*Exercise directions*
Could you write out every record below exactly, leaving out any pictures?

(Data entries)
-=-=-=-=-

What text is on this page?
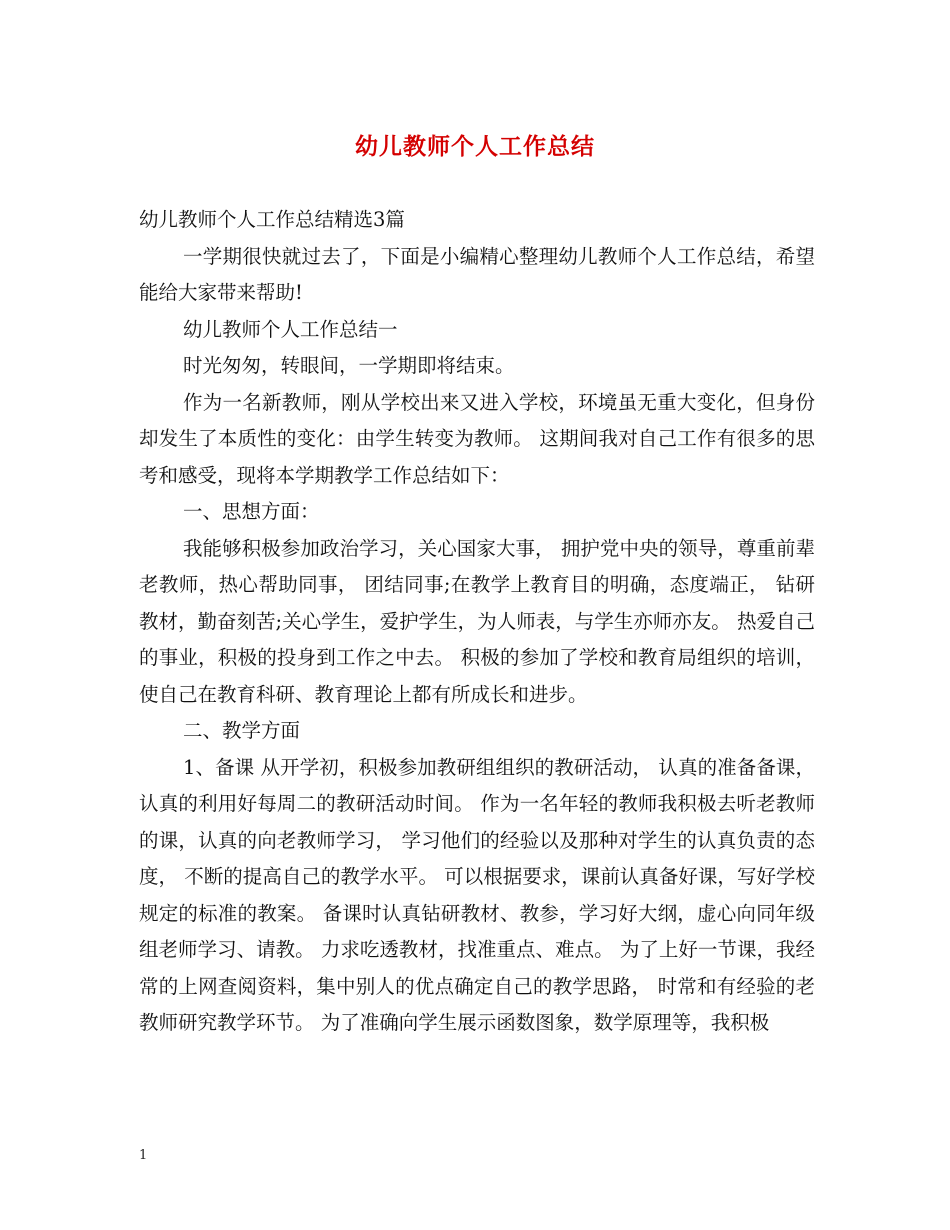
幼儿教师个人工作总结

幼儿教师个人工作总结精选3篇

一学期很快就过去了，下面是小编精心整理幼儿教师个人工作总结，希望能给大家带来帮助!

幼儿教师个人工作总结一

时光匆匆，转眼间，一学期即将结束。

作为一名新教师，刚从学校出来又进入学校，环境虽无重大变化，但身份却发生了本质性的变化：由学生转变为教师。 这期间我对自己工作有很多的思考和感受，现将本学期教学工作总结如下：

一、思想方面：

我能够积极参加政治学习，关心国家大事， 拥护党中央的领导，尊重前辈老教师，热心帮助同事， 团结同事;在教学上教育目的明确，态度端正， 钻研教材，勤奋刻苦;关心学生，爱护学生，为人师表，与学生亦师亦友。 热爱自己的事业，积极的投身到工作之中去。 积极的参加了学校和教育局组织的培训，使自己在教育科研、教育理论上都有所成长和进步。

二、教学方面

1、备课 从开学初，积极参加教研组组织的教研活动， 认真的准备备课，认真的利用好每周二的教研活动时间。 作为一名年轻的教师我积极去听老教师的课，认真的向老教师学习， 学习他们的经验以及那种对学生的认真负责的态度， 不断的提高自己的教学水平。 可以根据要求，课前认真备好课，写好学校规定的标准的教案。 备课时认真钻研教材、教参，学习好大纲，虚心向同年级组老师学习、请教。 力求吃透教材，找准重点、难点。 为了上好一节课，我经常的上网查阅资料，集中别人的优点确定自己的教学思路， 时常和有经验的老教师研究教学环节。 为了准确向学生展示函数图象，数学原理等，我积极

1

-=-=-=-=-

*The reply*
What text is on this page?
幼儿教师个人工作总结

幼儿教师个人工作总结精选3篇

一学期很快就过去了，下面是小编精心整理幼儿教师个人工作总结，希望能给大家带来帮助!

幼儿教师个人工作总结一

时光匆匆，转眼间，一学期即将结束。

作为一名新教师，刚从学校出来又进入学校，环境虽无重大变化，但身份却发生了本质性的变化：由学生转变为教师。 这期间我对自己工作有很多的思考和感受，现将本学期教学工作总结如下：

一、思想方面：

我能够积极参加政治学习，关心国家大事， 拥护党中央的领导，尊重前辈老教师，热心帮助同事， 团结同事;在教学上教育目的明确，态度端正， 钻研教材，勤奋刻苦;关心学生，爱护学生，为人师表，与学生亦师亦友。 热爱自己的事业，积极的投身到工作之中去。 积极的参加了学校和教育局组织的培训，使自己在教育科研、教育理论上都有所成长和进步。

二、教学方面

1、备课 从开学初，积极参加教研组组织的教研活动， 认真的准备备课，认真的利用好每周二的教研活动时间。 作为一名年轻的教师我积极去听老教师的课，认真的向老教师学习， 学习他们的经验以及那种对学生的认真负责的态度， 不断的提高自己的教学水平。 可以根据要求，课前认真备好课，写好学校规定的标准的教案。 备课时认真钻研教材、教参，学习好大纲，虚心向同年级组老师学习、请教。 力求吃透教材，找准重点、难点。 为了上好一节课，我经常的上网查阅资料，集中别人的优点确定自己的教学思路， 时常和有经验的老教师研究教学环节。 为了准确向学生展示函数图象，数学原理等，我积极

1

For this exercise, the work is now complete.